* Begin RECORDED INFORMATION *

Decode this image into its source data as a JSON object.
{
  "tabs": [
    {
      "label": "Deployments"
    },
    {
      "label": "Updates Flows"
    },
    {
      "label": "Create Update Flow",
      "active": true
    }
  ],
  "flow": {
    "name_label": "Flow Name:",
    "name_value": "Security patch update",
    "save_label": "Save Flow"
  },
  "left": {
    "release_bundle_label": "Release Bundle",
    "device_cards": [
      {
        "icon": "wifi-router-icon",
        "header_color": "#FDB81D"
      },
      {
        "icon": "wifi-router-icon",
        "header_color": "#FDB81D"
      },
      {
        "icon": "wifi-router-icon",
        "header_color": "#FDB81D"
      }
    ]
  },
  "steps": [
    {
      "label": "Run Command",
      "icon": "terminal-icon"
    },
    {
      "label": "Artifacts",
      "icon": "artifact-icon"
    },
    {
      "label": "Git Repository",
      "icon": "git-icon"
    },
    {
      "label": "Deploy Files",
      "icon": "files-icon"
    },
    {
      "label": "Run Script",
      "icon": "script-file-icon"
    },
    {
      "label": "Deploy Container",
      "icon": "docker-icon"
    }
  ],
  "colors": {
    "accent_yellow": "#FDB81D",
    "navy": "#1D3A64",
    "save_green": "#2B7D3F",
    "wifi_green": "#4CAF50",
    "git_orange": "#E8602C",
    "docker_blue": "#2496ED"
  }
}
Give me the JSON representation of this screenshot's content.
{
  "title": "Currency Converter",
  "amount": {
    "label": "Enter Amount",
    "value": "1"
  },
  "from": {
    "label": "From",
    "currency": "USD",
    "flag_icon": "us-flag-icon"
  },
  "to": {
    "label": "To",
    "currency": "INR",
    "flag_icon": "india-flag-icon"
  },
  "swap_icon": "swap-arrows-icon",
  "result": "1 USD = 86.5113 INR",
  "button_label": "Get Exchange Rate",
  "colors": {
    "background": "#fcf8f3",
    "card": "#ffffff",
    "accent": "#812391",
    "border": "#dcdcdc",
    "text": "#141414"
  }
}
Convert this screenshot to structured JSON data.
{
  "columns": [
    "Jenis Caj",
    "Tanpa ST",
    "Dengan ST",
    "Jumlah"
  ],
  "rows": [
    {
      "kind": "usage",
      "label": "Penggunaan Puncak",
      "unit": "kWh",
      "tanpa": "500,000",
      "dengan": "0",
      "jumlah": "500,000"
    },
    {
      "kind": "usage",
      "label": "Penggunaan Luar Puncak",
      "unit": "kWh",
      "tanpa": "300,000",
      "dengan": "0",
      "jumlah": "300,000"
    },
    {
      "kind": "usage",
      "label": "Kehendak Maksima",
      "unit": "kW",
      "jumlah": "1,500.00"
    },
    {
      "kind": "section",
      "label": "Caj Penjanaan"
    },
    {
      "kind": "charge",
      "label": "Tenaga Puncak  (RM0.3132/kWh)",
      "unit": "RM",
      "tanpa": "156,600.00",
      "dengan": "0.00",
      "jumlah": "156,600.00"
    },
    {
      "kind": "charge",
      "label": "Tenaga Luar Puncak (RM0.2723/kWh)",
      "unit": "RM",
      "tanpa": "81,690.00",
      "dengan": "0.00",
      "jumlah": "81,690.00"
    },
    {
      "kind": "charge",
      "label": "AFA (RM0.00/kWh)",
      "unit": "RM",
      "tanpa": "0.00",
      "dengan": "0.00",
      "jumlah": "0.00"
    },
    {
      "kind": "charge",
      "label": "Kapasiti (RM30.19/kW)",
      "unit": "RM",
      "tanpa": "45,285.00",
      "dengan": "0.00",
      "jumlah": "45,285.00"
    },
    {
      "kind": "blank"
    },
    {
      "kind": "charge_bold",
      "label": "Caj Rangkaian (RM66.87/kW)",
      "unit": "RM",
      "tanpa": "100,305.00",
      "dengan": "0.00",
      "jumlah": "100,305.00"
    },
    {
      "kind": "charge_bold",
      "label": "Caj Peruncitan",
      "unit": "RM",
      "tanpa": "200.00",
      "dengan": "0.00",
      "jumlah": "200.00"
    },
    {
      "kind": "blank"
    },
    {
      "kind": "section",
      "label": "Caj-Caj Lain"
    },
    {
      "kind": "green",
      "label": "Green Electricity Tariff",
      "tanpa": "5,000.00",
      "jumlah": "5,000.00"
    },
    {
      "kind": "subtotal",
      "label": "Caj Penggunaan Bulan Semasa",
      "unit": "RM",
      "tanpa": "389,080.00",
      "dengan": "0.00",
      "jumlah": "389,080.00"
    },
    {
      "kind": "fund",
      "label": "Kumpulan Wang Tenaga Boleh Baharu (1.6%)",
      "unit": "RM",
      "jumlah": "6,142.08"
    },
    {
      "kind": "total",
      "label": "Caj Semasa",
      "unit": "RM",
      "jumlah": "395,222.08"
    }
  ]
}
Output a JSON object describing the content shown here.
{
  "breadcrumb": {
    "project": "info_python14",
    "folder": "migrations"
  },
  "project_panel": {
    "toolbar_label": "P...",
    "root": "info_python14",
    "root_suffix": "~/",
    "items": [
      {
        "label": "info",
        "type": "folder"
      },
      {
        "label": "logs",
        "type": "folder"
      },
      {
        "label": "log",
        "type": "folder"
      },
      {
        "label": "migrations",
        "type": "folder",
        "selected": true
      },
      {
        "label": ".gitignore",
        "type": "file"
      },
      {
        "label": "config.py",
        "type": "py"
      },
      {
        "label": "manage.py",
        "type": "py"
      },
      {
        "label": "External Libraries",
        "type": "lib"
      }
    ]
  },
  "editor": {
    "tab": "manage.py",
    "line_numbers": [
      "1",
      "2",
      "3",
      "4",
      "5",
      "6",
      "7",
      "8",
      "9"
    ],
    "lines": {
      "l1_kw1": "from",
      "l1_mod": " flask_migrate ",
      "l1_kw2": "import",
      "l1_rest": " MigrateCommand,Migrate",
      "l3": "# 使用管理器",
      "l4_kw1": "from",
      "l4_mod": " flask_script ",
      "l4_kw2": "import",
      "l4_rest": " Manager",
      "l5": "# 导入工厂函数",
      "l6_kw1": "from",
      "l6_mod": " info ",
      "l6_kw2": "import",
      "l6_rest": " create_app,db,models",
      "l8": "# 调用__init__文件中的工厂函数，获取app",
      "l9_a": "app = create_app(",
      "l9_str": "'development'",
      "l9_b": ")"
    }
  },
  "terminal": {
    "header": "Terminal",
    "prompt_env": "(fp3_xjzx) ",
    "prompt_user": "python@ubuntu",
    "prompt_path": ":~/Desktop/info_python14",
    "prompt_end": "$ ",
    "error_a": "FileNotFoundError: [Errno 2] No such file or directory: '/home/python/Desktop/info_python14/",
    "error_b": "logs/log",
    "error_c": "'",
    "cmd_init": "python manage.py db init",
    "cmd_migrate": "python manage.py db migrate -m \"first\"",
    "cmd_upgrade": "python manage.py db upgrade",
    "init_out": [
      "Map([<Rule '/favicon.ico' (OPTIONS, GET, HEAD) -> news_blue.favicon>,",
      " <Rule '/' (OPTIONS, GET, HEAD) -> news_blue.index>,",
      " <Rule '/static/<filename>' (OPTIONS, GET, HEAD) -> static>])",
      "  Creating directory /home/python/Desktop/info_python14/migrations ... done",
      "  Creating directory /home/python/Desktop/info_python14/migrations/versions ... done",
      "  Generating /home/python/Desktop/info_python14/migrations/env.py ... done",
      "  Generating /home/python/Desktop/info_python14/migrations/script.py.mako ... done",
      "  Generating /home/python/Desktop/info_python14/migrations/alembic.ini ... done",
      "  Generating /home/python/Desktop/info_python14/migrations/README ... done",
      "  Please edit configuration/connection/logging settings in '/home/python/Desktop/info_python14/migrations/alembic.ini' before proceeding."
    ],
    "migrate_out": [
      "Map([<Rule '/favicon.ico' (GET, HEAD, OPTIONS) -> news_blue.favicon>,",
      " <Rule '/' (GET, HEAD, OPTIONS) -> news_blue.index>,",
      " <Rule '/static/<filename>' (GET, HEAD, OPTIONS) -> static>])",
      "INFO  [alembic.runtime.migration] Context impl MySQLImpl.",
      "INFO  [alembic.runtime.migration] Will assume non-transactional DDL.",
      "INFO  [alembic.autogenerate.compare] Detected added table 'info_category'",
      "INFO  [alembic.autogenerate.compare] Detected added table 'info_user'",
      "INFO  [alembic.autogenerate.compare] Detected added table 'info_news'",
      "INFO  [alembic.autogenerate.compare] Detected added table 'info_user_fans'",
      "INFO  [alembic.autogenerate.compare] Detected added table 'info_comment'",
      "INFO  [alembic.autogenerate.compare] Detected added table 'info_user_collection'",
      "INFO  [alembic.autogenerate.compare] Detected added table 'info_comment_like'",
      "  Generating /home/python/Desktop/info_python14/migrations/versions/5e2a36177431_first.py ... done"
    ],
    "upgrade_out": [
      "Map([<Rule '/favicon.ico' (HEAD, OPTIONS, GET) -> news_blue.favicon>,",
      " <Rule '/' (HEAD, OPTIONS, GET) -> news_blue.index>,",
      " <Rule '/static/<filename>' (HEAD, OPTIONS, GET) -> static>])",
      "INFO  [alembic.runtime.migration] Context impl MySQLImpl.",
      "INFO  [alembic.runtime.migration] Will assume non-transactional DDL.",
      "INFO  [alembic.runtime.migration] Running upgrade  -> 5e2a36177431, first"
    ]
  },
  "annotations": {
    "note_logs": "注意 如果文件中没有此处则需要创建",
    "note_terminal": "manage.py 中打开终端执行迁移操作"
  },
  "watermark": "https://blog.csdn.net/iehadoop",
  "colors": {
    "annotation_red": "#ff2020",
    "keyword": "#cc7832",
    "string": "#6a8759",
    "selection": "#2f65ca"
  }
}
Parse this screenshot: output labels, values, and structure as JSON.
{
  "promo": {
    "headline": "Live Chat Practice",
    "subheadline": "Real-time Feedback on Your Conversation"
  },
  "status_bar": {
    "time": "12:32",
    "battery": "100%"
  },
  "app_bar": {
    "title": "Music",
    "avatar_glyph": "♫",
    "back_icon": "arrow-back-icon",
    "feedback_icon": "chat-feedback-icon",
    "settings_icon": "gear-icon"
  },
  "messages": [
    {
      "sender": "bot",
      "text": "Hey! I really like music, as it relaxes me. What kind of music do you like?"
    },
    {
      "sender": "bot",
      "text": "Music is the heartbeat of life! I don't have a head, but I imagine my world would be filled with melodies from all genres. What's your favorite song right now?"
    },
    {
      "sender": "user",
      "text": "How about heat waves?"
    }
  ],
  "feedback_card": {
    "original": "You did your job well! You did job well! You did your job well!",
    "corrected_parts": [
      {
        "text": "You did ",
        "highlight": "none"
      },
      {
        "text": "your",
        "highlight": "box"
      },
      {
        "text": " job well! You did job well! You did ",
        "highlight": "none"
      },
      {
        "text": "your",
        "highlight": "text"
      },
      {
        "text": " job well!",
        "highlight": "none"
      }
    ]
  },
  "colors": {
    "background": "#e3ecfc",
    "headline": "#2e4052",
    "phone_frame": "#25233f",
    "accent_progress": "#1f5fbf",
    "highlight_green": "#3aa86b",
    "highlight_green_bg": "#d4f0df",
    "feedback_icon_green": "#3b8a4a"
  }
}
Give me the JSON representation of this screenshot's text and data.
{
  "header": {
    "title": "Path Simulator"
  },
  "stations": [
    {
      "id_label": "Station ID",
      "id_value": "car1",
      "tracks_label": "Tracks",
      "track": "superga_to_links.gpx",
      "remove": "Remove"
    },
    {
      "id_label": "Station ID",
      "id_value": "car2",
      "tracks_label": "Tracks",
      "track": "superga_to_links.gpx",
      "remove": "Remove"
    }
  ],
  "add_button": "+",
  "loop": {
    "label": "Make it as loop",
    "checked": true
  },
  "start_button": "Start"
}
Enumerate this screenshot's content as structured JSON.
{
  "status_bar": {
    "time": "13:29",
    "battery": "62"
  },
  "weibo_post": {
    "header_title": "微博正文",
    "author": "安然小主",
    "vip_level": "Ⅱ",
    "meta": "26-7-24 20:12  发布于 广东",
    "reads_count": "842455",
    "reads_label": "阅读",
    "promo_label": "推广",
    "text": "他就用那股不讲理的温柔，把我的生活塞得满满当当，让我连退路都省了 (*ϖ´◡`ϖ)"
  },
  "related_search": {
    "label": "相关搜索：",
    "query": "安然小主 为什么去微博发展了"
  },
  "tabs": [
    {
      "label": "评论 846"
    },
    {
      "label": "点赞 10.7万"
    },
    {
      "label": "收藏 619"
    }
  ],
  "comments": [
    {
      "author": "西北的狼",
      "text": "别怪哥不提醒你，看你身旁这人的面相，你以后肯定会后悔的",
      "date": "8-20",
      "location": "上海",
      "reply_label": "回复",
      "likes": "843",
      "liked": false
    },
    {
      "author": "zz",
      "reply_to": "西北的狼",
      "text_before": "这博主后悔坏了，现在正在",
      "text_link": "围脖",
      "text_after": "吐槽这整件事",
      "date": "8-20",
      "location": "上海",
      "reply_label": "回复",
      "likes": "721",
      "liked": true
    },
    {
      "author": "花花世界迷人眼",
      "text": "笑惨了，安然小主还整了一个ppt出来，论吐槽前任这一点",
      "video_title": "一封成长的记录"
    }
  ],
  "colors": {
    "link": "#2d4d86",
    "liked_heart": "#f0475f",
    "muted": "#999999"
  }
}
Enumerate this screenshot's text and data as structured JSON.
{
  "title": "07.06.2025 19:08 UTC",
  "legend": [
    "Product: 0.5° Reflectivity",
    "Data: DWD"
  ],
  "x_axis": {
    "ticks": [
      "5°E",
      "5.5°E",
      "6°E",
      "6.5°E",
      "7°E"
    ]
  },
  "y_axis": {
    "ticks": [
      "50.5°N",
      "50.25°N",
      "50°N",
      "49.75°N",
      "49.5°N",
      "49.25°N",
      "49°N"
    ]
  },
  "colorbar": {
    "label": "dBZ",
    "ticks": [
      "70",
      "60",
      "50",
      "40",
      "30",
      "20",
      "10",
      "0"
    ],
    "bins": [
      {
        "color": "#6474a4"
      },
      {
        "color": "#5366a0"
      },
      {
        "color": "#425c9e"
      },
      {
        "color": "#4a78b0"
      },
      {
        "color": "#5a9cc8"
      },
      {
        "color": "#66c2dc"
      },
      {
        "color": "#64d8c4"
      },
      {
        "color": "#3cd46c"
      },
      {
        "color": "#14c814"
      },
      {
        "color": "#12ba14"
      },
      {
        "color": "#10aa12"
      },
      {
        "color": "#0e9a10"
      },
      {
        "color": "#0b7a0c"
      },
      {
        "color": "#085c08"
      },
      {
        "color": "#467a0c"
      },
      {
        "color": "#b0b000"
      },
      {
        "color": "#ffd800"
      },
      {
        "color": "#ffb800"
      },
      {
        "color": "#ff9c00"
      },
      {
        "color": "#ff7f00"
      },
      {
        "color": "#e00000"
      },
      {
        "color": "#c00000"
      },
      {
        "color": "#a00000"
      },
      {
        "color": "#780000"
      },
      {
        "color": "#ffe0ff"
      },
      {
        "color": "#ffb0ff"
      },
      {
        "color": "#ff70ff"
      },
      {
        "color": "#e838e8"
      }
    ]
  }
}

* End RECORDED INFORMATION *

## [REQUEST]
Pull out each line holding the string "added".

## [THE ANSWER]
      "INFO  [alembic.autogenerate.compare] Detected added table 'info_category'",
      "INFO  [alembic.autogenerate.compare] Detected added table 'info_user'",
      "INFO  [alembic.autogenerate.compare] Detected added table 'info_news'",
      "INFO  [alembic.autogenerate.compare] Detected added table 'info_user_fans'",
      "INFO  [alembic.autogenerate.compare] Detected added table 'info_comment'",
      "INFO  [alembic.autogenerate.compare] Detected added table 'info_user_collection'",
      "INFO  [alembic.autogenerate.compare] Detected added table 'info_comment_like'",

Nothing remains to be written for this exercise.